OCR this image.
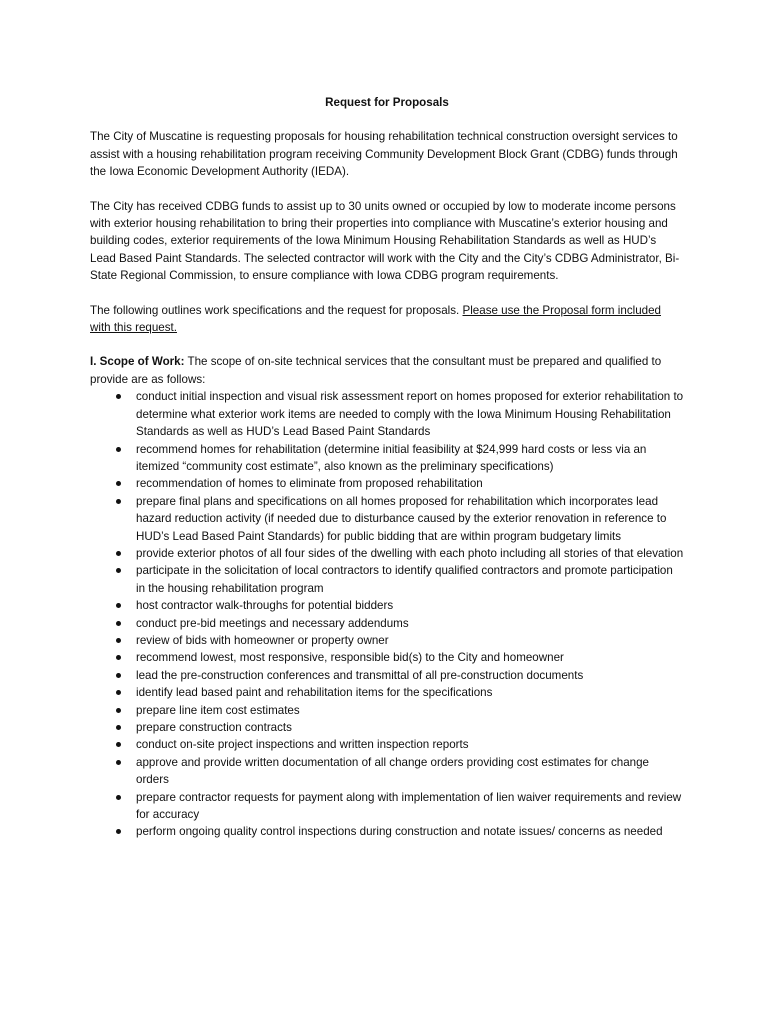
Request for Proposals

The City of Muscatine is requesting proposals for housing rehabilitation technical construction oversight services to assist with a housing rehabilitation program receiving Community Development Block Grant (CDBG) funds through the Iowa Economic Development Authority (IEDA).

The City has received CDBG funds to assist up to 30 units owned or occupied by low to moderate income persons with exterior housing rehabilitation to bring their properties into compliance with Muscatine’s exterior housing and building codes, exterior requirements of the Iowa Minimum Housing Rehabilitation Standards as well as HUD’s Lead Based Paint Standards. The selected contractor will work with the City and the City’s CDBG Administrator, Bi-State Regional Commission, to ensure compliance with Iowa CDBG program requirements.

The following outlines work specifications and the request for proposals. Please use the Proposal form included with this request.

I. Scope of Work: The scope of on-site technical services that the consultant must be prepared and qualified to provide are as follows:
conduct initial inspection and visual risk assessment report on homes proposed for exterior rehabilitation to determine what exterior work items are needed to comply with the Iowa Minimum Housing Rehabilitation Standards as well as HUD’s Lead Based Paint Standards
recommend homes for rehabilitation (determine initial feasibility at $24,999 hard costs or less via an itemized “community cost estimate”, also known as the preliminary specifications)
recommendation of homes to eliminate from proposed rehabilitation
prepare final plans and specifications on all homes proposed for rehabilitation which incorporates lead hazard reduction activity (if needed due to disturbance caused by the exterior renovation in reference to HUD’s Lead Based Paint Standards) for public bidding that are within program budgetary limits
provide exterior photos of all four sides of the dwelling with each photo including all stories of that elevation
participate in the solicitation of local contractors to identify qualified contractors and promote participation in the housing rehabilitation program
host contractor walk-throughs for potential bidders
conduct pre-bid meetings and necessary addendums
review of bids with homeowner or property owner
recommend lowest, most responsive, responsible bid(s) to the City and homeowner
lead the pre-construction conferences and transmittal of all pre-construction documents
identify lead based paint and rehabilitation items for the specifications
prepare line item cost estimates
prepare construction contracts
conduct on-site project inspections and written inspection reports
approve and provide written documentation of all change orders providing cost estimates for change orders
prepare contractor requests for payment along with implementation of lien waiver requirements and review for accuracy
perform ongoing quality control inspections during construction and notate issues/ concerns as needed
______________________________
* [Task to complete] From the material above, reproduce everything verbatim except the pictures.

* [Full solution]
OCR this image.
Request for Proposals

The City of Muscatine is requesting proposals for housing rehabilitation technical construction oversight services to assist with a housing rehabilitation program receiving Community Development Block Grant (CDBG) funds through the Iowa Economic Development Authority (IEDA).

The City has received CDBG funds to assist up to 30 units owned or occupied by low to moderate income persons with exterior housing rehabilitation to bring their properties into compliance with Muscatine’s exterior housing and building codes, exterior requirements of the Iowa Minimum Housing Rehabilitation Standards as well as HUD’s Lead Based Paint Standards. The selected contractor will work with the City and the City’s CDBG Administrator, Bi-State Regional Commission, to ensure compliance with Iowa CDBG program requirements.

The following outlines work specifications and the request for proposals. Please use the Proposal form included with this request.

I. Scope of Work: The scope of on-site technical services that the consultant must be prepared and qualified to provide are as follows:
conduct initial inspection and visual risk assessment report on homes proposed for exterior rehabilitation to determine what exterior work items are needed to comply with the Iowa Minimum Housing Rehabilitation Standards as well as HUD’s Lead Based Paint Standards
recommend homes for rehabilitation (determine initial feasibility at $24,999 hard costs or less via an itemized “community cost estimate”, also known as the preliminary specifications)
recommendation of homes to eliminate from proposed rehabilitation
prepare final plans and specifications on all homes proposed for rehabilitation which incorporates lead hazard reduction activity (if needed due to disturbance caused by the exterior renovation in reference to HUD’s Lead Based Paint Standards) for public bidding that are within program budgetary limits
provide exterior photos of all four sides of the dwelling with each photo including all stories of that elevation
participate in the solicitation of local contractors to identify qualified contractors and promote participation in the housing rehabilitation program
host contractor walk-throughs for potential bidders
conduct pre-bid meetings and necessary addendums
review of bids with homeowner or property owner
recommend lowest, most responsive, responsible bid(s) to the City and homeowner
lead the pre-construction conferences and transmittal of all pre-construction documents
identify lead based paint and rehabilitation items for the specifications
prepare line item cost estimates
prepare construction contracts
conduct on-site project inspections and written inspection reports
approve and provide written documentation of all change orders providing cost estimates for change orders
prepare contractor requests for payment along with implementation of lien waiver requirements and review for accuracy
perform ongoing quality control inspections during construction and notate issues/ concerns as needed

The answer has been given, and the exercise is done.